DIRECTION: Restate each line word for word. Leave out every picture.

Stored items
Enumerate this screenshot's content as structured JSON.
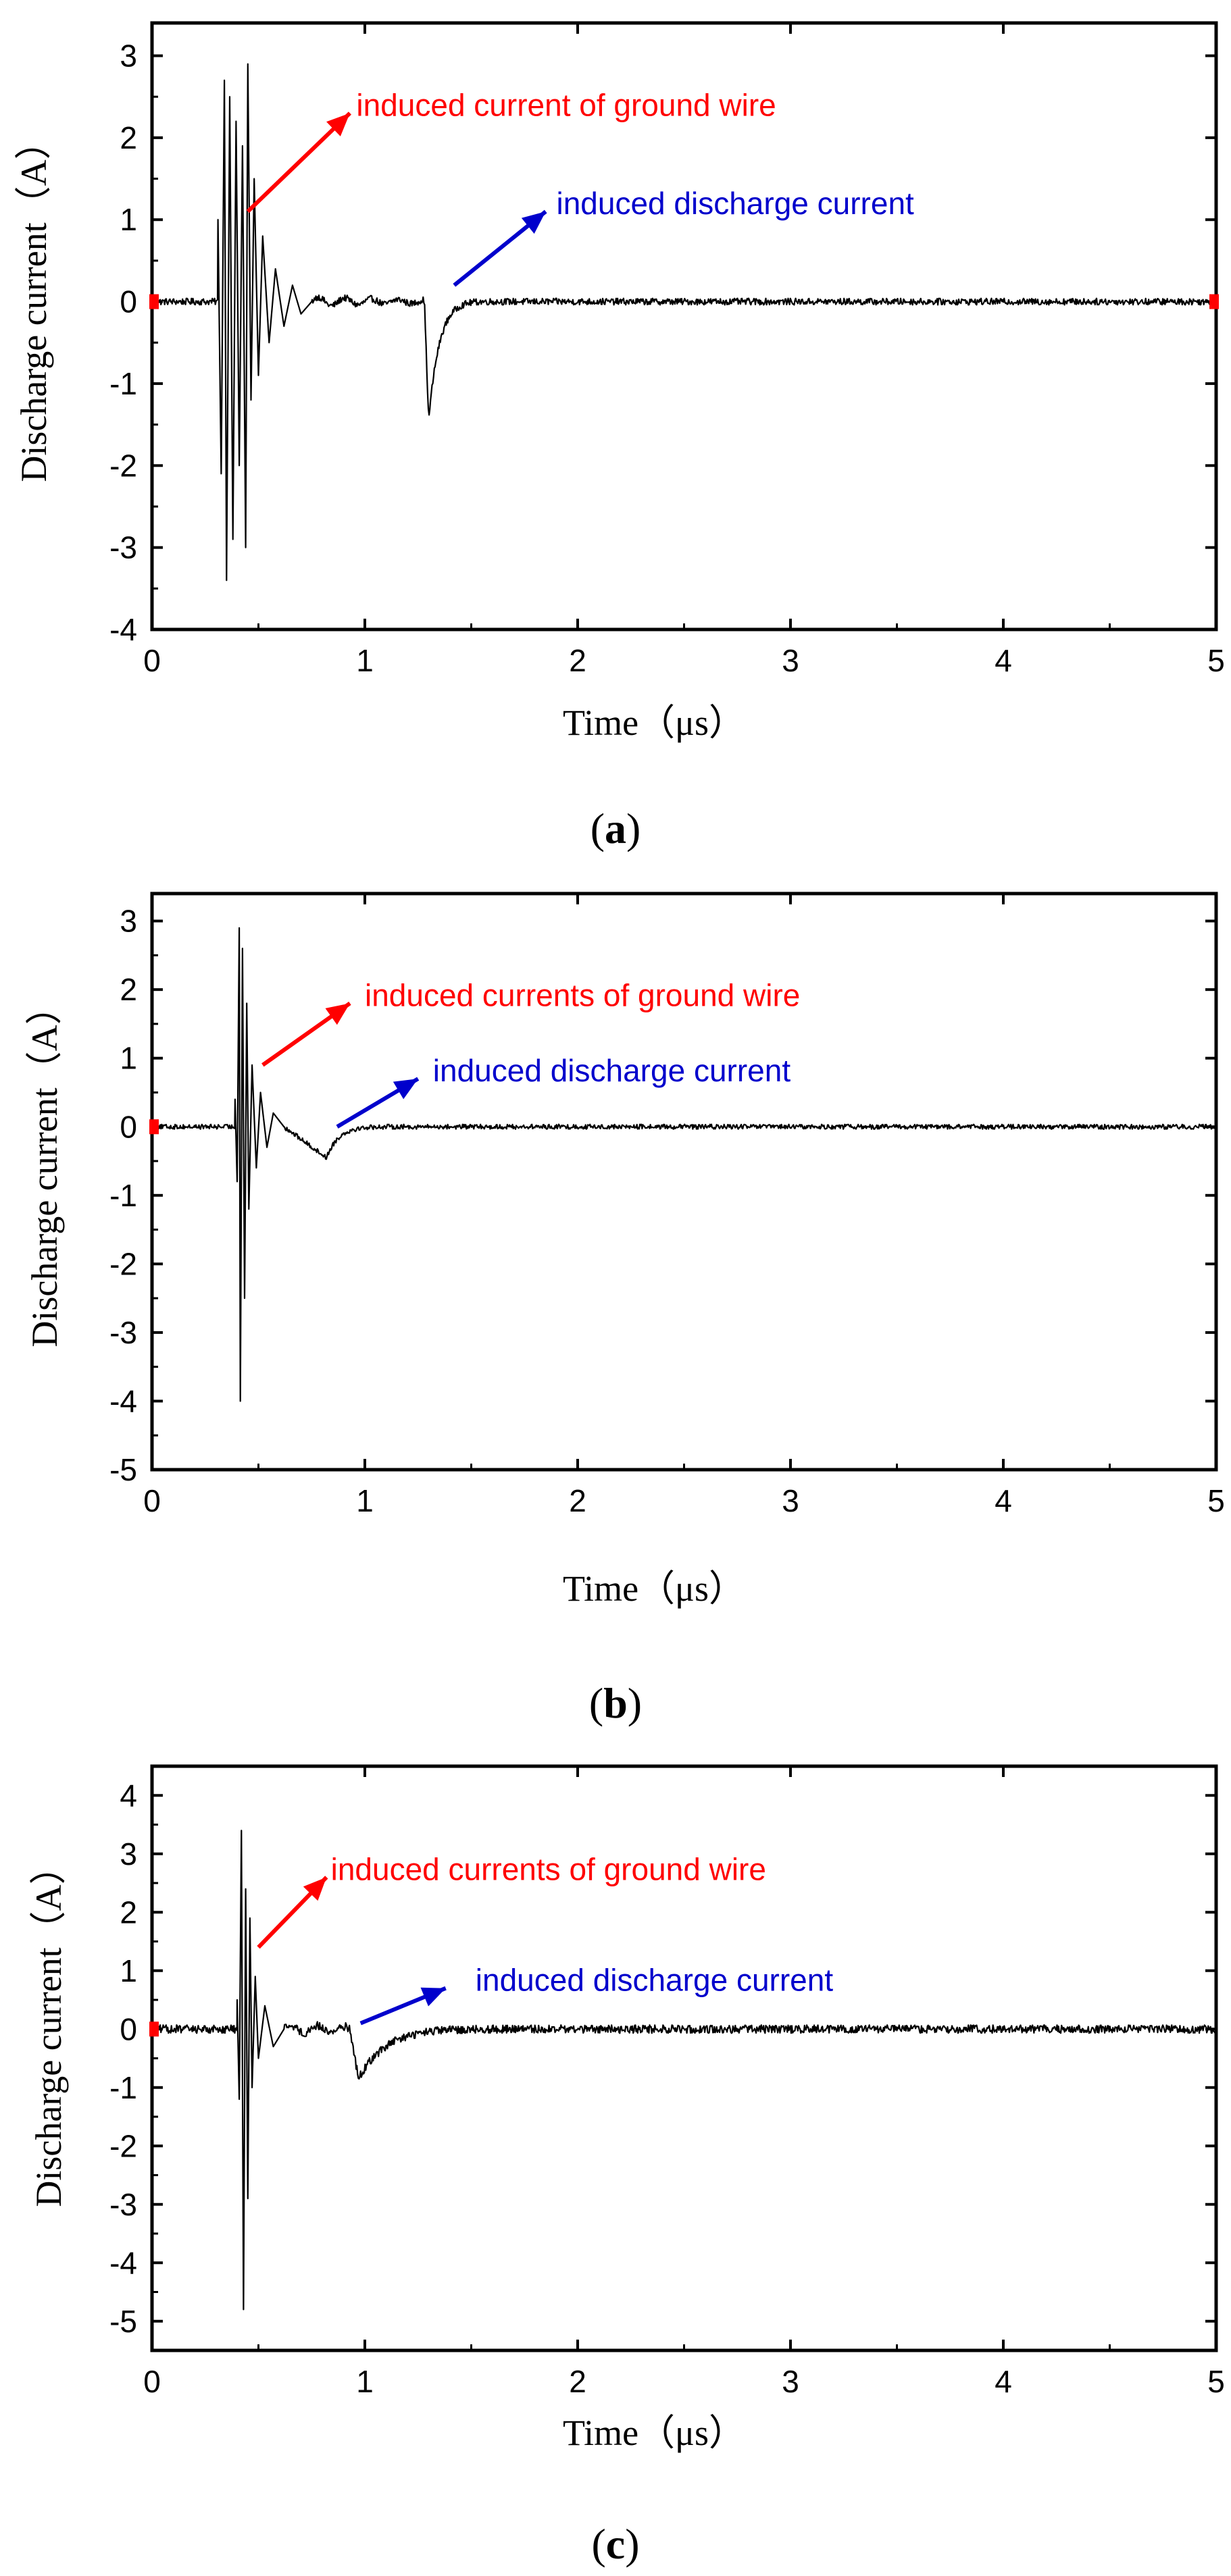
{
  "chart_data": [
    {
      "type": "line",
      "panel_label": "a",
      "title": "",
      "xlabel": "Time（μs）",
      "ylabel": "Discharge current（A）",
      "xlim": [
        0,
        5
      ],
      "ylim": [
        -4,
        3.4
      ],
      "xticks": [
        "0",
        "1",
        "2",
        "3",
        "4",
        "5"
      ],
      "yticks": [
        "-4",
        "-3",
        "-2",
        "-1",
        "0",
        "1",
        "2",
        "3"
      ],
      "grid": false,
      "legend": "none",
      "line_color": "#000000",
      "baseline_markers_color": "#ff0000",
      "annotations": [
        {
          "text": "induced current of ground wire",
          "color": "#ff0000",
          "arrow_from": [
            0.45,
            1.1
          ],
          "arrow_to": [
            0.93,
            2.3
          ],
          "text_at": [
            0.96,
            2.3
          ]
        },
        {
          "text": "induced discharge current",
          "color": "#0000cc",
          "arrow_from": [
            1.42,
            0.2
          ],
          "arrow_to": [
            1.85,
            1.1
          ],
          "text_at": [
            1.9,
            1.1
          ]
        }
      ],
      "series": [
        {
          "pulse": {
            "t0": 0.3,
            "t1": 0.75,
            "peaks": [
              [
                0.31,
                1.0
              ],
              [
                0.325,
                -2.1
              ],
              [
                0.34,
                2.7
              ],
              [
                0.35,
                -3.4
              ],
              [
                0.365,
                2.5
              ],
              [
                0.38,
                -2.9
              ],
              [
                0.395,
                2.2
              ],
              [
                0.41,
                -2.0
              ],
              [
                0.425,
                1.9
              ],
              [
                0.44,
                -3.0
              ],
              [
                0.45,
                2.9
              ],
              [
                0.465,
                -1.2
              ],
              [
                0.48,
                1.5
              ],
              [
                0.5,
                -0.9
              ],
              [
                0.52,
                0.8
              ],
              [
                0.55,
                -0.5
              ],
              [
                0.58,
                0.4
              ],
              [
                0.62,
                -0.3
              ],
              [
                0.66,
                0.2
              ],
              [
                0.7,
                -0.15
              ],
              [
                0.75,
                0.0
              ]
            ]
          },
          "dip": {
            "start": 1.28,
            "min_t": 1.3,
            "min": -1.45,
            "recover": 1.55
          },
          "tail_ripple": 0.06,
          "noise": 0.04
        }
      ]
    },
    {
      "type": "line",
      "panel_label": "b",
      "title": "",
      "xlabel": "Time（μs）",
      "ylabel": "Discharge current（A）",
      "xlim": [
        0,
        5
      ],
      "ylim": [
        -5,
        3.4
      ],
      "xticks": [
        "0",
        "1",
        "2",
        "3",
        "4",
        "5"
      ],
      "yticks": [
        "-5",
        "-4",
        "-3",
        "-2",
        "-1",
        "0",
        "1",
        "2",
        "3"
      ],
      "grid": false,
      "legend": "none",
      "line_color": "#000000",
      "baseline_markers_color": "#ff0000",
      "annotations": [
        {
          "text": "induced currents of ground wire",
          "color": "#ff0000",
          "arrow_from": [
            0.52,
            0.9
          ],
          "arrow_to": [
            0.93,
            1.8
          ],
          "text_at": [
            1.0,
            1.8
          ]
        },
        {
          "text": "induced discharge current",
          "color": "#0000cc",
          "arrow_from": [
            0.87,
            0.0
          ],
          "arrow_to": [
            1.25,
            0.7
          ],
          "text_at": [
            1.32,
            0.7
          ]
        }
      ],
      "series": [
        {
          "pulse": {
            "t0": 0.38,
            "t1": 0.62,
            "peaks": [
              [
                0.39,
                0.4
              ],
              [
                0.4,
                -0.8
              ],
              [
                0.41,
                2.9
              ],
              [
                0.415,
                -4.0
              ],
              [
                0.425,
                2.6
              ],
              [
                0.435,
                -2.5
              ],
              [
                0.445,
                1.8
              ],
              [
                0.455,
                -1.2
              ],
              [
                0.47,
                0.9
              ],
              [
                0.49,
                -0.6
              ],
              [
                0.51,
                0.5
              ],
              [
                0.54,
                -0.3
              ],
              [
                0.57,
                0.2
              ],
              [
                0.62,
                0.0
              ]
            ]
          },
          "dip": {
            "start": 0.62,
            "min_t": 0.82,
            "min": -0.45,
            "recover": 1.1
          },
          "tail_ripple": 0.1,
          "noise": 0.035
        }
      ]
    },
    {
      "type": "line",
      "panel_label": "c",
      "title": "",
      "xlabel": "Time（μs）",
      "ylabel": "Discharge current（A）",
      "xlim": [
        0,
        5
      ],
      "ylim": [
        -5.5,
        4.5
      ],
      "xticks": [
        "0",
        "1",
        "2",
        "3",
        "4",
        "5"
      ],
      "yticks": [
        "-5",
        "-4",
        "-3",
        "-2",
        "-1",
        "0",
        "1",
        "2",
        "3",
        "4"
      ],
      "grid": false,
      "legend": "none",
      "line_color": "#000000",
      "baseline_markers_color": "#ff0000",
      "annotations": [
        {
          "text": "induced currents of ground wire",
          "color": "#ff0000",
          "arrow_from": [
            0.5,
            1.4
          ],
          "arrow_to": [
            0.82,
            2.6
          ],
          "text_at": [
            0.84,
            2.6
          ]
        },
        {
          "text": "induced discharge current",
          "color": "#0000cc",
          "arrow_from": [
            0.98,
            0.1
          ],
          "arrow_to": [
            1.38,
            0.7
          ],
          "text_at": [
            1.52,
            0.7
          ]
        }
      ],
      "series": [
        {
          "pulse": {
            "t0": 0.39,
            "t1": 0.62,
            "peaks": [
              [
                0.4,
                0.5
              ],
              [
                0.41,
                -1.2
              ],
              [
                0.42,
                3.4
              ],
              [
                0.43,
                -4.8
              ],
              [
                0.44,
                2.4
              ],
              [
                0.45,
                -2.9
              ],
              [
                0.46,
                1.9
              ],
              [
                0.47,
                -1.0
              ],
              [
                0.485,
                0.9
              ],
              [
                0.5,
                -0.5
              ],
              [
                0.53,
                0.4
              ],
              [
                0.57,
                -0.3
              ],
              [
                0.62,
                0.0
              ]
            ]
          },
          "dip": {
            "start": 0.93,
            "min_t": 0.97,
            "min": -0.85,
            "recover": 1.6
          },
          "tail_ripple": 0.08,
          "noise": 0.07
        }
      ]
    }
  ]
}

SOLUTION:
Enumerate this screenshot's content as structured JSON.
{
  "chart_data": [
    {
      "type": "line",
      "panel_label": "a",
      "title": "",
      "xlabel": "Time（μs）",
      "ylabel": "Discharge current（A）",
      "xlim": [
        0,
        5
      ],
      "ylim": [
        -4,
        3.4
      ],
      "xticks": [
        "0",
        "1",
        "2",
        "3",
        "4",
        "5"
      ],
      "yticks": [
        "-4",
        "-3",
        "-2",
        "-1",
        "0",
        "1",
        "2",
        "3"
      ],
      "grid": false,
      "legend": "none",
      "line_color": "#000000",
      "baseline_markers_color": "#ff0000",
      "annotations": [
        {
          "text": "induced current of ground wire",
          "color": "#ff0000",
          "arrow_from": [
            0.45,
            1.1
          ],
          "arrow_to": [
            0.93,
            2.3
          ],
          "text_at": [
            0.96,
            2.3
          ]
        },
        {
          "text": "induced discharge current",
          "color": "#0000cc",
          "arrow_from": [
            1.42,
            0.2
          ],
          "arrow_to": [
            1.85,
            1.1
          ],
          "text_at": [
            1.9,
            1.1
          ]
        }
      ],
      "series": [
        {
          "pulse": {
            "t0": 0.3,
            "t1": 0.75,
            "peaks": [
              [
                0.31,
                1.0
              ],
              [
                0.325,
                -2.1
              ],
              [
                0.34,
                2.7
              ],
              [
                0.35,
                -3.4
              ],
              [
                0.365,
                2.5
              ],
              [
                0.38,
                -2.9
              ],
              [
                0.395,
                2.2
              ],
              [
                0.41,
                -2.0
              ],
              [
                0.425,
                1.9
              ],
              [
                0.44,
                -3.0
              ],
              [
                0.45,
                2.9
              ],
              [
                0.465,
                -1.2
              ],
              [
                0.48,
                1.5
              ],
              [
                0.5,
                -0.9
              ],
              [
                0.52,
                0.8
              ],
              [
                0.55,
                -0.5
              ],
              [
                0.58,
                0.4
              ],
              [
                0.62,
                -0.3
              ],
              [
                0.66,
                0.2
              ],
              [
                0.7,
                -0.15
              ],
              [
                0.75,
                0.0
              ]
            ]
          },
          "dip": {
            "start": 1.28,
            "min_t": 1.3,
            "min": -1.45,
            "recover": 1.55
          },
          "tail_ripple": 0.06,
          "noise": 0.04
        }
      ]
    },
    {
      "type": "line",
      "panel_label": "b",
      "title": "",
      "xlabel": "Time（μs）",
      "ylabel": "Discharge current（A）",
      "xlim": [
        0,
        5
      ],
      "ylim": [
        -5,
        3.4
      ],
      "xticks": [
        "0",
        "1",
        "2",
        "3",
        "4",
        "5"
      ],
      "yticks": [
        "-5",
        "-4",
        "-3",
        "-2",
        "-1",
        "0",
        "1",
        "2",
        "3"
      ],
      "grid": false,
      "legend": "none",
      "line_color": "#000000",
      "baseline_markers_color": "#ff0000",
      "annotations": [
        {
          "text": "induced currents of ground wire",
          "color": "#ff0000",
          "arrow_from": [
            0.52,
            0.9
          ],
          "arrow_to": [
            0.93,
            1.8
          ],
          "text_at": [
            1.0,
            1.8
          ]
        },
        {
          "text": "induced discharge current",
          "color": "#0000cc",
          "arrow_from": [
            0.87,
            0.0
          ],
          "arrow_to": [
            1.25,
            0.7
          ],
          "text_at": [
            1.32,
            0.7
          ]
        }
      ],
      "series": [
        {
          "pulse": {
            "t0": 0.38,
            "t1": 0.62,
            "peaks": [
              [
                0.39,
                0.4
              ],
              [
                0.4,
                -0.8
              ],
              [
                0.41,
                2.9
              ],
              [
                0.415,
                -4.0
              ],
              [
                0.425,
                2.6
              ],
              [
                0.435,
                -2.5
              ],
              [
                0.445,
                1.8
              ],
              [
                0.455,
                -1.2
              ],
              [
                0.47,
                0.9
              ],
              [
                0.49,
                -0.6
              ],
              [
                0.51,
                0.5
              ],
              [
                0.54,
                -0.3
              ],
              [
                0.57,
                0.2
              ],
              [
                0.62,
                0.0
              ]
            ]
          },
          "dip": {
            "start": 0.62,
            "min_t": 0.82,
            "min": -0.45,
            "recover": 1.1
          },
          "tail_ripple": 0.1,
          "noise": 0.035
        }
      ]
    },
    {
      "type": "line",
      "panel_label": "c",
      "title": "",
      "xlabel": "Time（μs）",
      "ylabel": "Discharge current（A）",
      "xlim": [
        0,
        5
      ],
      "ylim": [
        -5.5,
        4.5
      ],
      "xticks": [
        "0",
        "1",
        "2",
        "3",
        "4",
        "5"
      ],
      "yticks": [
        "-5",
        "-4",
        "-3",
        "-2",
        "-1",
        "0",
        "1",
        "2",
        "3",
        "4"
      ],
      "grid": false,
      "legend": "none",
      "line_color": "#000000",
      "baseline_markers_color": "#ff0000",
      "annotations": [
        {
          "text": "induced currents of ground wire",
          "color": "#ff0000",
          "arrow_from": [
            0.5,
            1.4
          ],
          "arrow_to": [
            0.82,
            2.6
          ],
          "text_at": [
            0.84,
            2.6
          ]
        },
        {
          "text": "induced discharge current",
          "color": "#0000cc",
          "arrow_from": [
            0.98,
            0.1
          ],
          "arrow_to": [
            1.38,
            0.7
          ],
          "text_at": [
            1.52,
            0.7
          ]
        }
      ],
      "series": [
        {
          "pulse": {
            "t0": 0.39,
            "t1": 0.62,
            "peaks": [
              [
                0.4,
                0.5
              ],
              [
                0.41,
                -1.2
              ],
              [
                0.42,
                3.4
              ],
              [
                0.43,
                -4.8
              ],
              [
                0.44,
                2.4
              ],
              [
                0.45,
                -2.9
              ],
              [
                0.46,
                1.9
              ],
              [
                0.47,
                -1.0
              ],
              [
                0.485,
                0.9
              ],
              [
                0.5,
                -0.5
              ],
              [
                0.53,
                0.4
              ],
              [
                0.57,
                -0.3
              ],
              [
                0.62,
                0.0
              ]
            ]
          },
          "dip": {
            "start": 0.93,
            "min_t": 0.97,
            "min": -0.85,
            "recover": 1.6
          },
          "tail_ripple": 0.08,
          "noise": 0.07
        }
      ]
    }
  ]
}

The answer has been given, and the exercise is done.